### THE REQUEST
Gather all lines with the word "label" in them.

### RECORDS FOR THE EXERCISE
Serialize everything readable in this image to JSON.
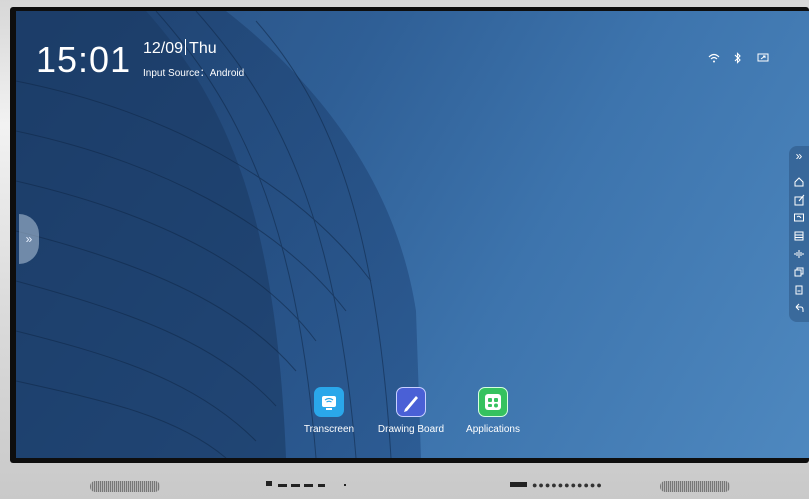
{
  "status_bar": {
    "time": "15:01",
    "date": "12/09",
    "weekday": "Thu",
    "input_source": "Input Source：Android",
    "icons": [
      "wifi-icon",
      "bluetooth-icon",
      "screen-cast-icon"
    ]
  },
  "side_panel": {
    "handle_icon": "double-chevron-right-icon",
    "glyph": "»"
  },
  "toolbar": {
    "collapse_glyph": "»",
    "items": [
      "home-icon",
      "note-icon",
      "whiteboard-icon",
      "menu-icon",
      "signal-icon",
      "windows-icon",
      "screenshot-icon",
      "back-icon"
    ]
  },
  "dock": {
    "apps": [
      {
        "label": "Transcreen",
        "icon": "transcreen-icon",
        "color": "#2aa7ea"
      },
      {
        "label": "Drawing Board",
        "icon": "drawing-board-icon",
        "color": "#4a60d6"
      },
      {
        "label": "Applications",
        "icon": "applications-icon",
        "color": "#35c25f"
      }
    ]
  },
  "colors": {
    "wallpaper": "#2f5f96",
    "bezel": "#0e0e0e",
    "frame": "#d9d9d9"
  }
}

### TASK RESULT
        "label": "Transcreen",
        "label": "Drawing Board",
        "label": "Applications",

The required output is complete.